++++ READING TEXT
The earlier wording of the constitution, including all of the amendments approved since adoption in 1857, is printed in the Minnesota Legislative Manual 1973-74, pages 445-484.

==Bill of rights==
A bill of rights is featured prominently in the constitution as Article I. There are seventeen sections, including many that echo the amendments to the United States Constitution by subject, but not necessarily by language. The Minnesota Supreme Court, which has final authority over how the Bill of Rights is interpreted, has given conflicting signals about when the state Bill of Rights should be interpreted differently from the federal one.

For example, Section 3 states that "the liberty of the press shall forever remain inviolate, and all persons may freely speak, write and publish their sentiments on all subjects, being responsible for the abuse of such right." The First Amendment to the United States Constitution, by contrast, states that "Congress shall make no law ... abridging the freedom of speech, or of the press." Despite the affirmative protections of Section 3, the Minnesota Supreme Court has followed the majority position of most states, rejected the position of the Supreme Court of California in the landmark case of Robins v. Pruneyard Shopping Center, and stubbornly refused to interpret such language any differently from the First Amendment. The court's most recent case on this issue was State v. Wicklund, in 1999, which involved a failed attempt by fur-coat protesters to demonstrate at the privately owned but publicly financed Mall of America.
++++++++
++++ RECORDS SHOWN
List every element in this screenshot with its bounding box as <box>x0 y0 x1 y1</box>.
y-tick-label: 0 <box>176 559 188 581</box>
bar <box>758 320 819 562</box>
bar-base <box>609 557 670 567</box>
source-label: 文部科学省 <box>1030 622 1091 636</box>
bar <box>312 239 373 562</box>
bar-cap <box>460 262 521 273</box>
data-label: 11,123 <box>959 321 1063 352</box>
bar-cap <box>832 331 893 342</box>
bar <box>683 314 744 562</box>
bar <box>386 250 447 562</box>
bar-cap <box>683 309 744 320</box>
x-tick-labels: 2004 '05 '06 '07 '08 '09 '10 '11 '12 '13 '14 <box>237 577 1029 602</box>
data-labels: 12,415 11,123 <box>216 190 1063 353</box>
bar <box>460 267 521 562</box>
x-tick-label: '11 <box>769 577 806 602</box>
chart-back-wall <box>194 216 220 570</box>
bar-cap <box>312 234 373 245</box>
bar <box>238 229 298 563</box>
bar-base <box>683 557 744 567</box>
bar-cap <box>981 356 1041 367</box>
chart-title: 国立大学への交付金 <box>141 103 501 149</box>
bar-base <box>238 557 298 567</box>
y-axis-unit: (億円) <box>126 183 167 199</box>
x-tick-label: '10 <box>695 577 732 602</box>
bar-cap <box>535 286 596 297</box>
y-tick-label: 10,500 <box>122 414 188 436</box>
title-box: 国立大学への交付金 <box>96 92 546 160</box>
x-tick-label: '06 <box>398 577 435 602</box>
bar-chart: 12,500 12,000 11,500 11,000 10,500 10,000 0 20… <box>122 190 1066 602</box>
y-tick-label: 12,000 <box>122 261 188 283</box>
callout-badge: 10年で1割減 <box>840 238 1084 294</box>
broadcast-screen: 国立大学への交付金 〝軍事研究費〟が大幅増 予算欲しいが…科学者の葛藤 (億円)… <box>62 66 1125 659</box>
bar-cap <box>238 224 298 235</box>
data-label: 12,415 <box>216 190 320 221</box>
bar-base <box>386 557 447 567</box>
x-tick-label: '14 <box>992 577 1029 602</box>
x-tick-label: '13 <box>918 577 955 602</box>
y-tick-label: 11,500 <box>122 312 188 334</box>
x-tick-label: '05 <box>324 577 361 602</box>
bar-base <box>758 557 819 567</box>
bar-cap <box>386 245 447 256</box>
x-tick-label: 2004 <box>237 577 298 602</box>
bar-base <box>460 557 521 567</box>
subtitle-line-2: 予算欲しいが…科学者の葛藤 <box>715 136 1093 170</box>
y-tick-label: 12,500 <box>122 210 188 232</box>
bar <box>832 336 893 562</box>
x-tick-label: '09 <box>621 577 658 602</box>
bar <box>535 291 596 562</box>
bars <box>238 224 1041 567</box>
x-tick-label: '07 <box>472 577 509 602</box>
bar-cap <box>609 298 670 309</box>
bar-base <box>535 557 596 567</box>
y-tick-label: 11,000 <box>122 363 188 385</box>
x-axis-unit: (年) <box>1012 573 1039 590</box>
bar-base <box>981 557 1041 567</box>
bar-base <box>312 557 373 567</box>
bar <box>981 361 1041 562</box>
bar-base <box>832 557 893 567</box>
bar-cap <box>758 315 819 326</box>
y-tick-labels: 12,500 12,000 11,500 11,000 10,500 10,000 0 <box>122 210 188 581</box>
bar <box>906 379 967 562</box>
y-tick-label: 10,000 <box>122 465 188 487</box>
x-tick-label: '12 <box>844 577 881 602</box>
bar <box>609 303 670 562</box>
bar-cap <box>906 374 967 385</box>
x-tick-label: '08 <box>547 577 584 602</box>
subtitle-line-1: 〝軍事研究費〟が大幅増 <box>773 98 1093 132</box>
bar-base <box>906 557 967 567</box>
++++++++
YOUR TASKS:
1. Answer these questions from the Minnesota constitution text:
(a) In what year was the constitution adopted?
(b) How many sections does Article I contain?
(c) What 1999 case is named as the court's most recent on the press and speech issue?
2. Repeat word for word the stretch of the Minnesota constitution text from "The earlier wording" through "1973-74, pages 445-484.".
The rows are separate material.

RESULTS OF THE EXERCISE:
1.
(a) 1857
(b) Seventeen
(c) State v. Wicklund

2.
The earlier wording of the constitution, including all of the amendments approved since adoption in 1857, is printed in the Minnesota Legislative Manual 1973-74, pages 445-484.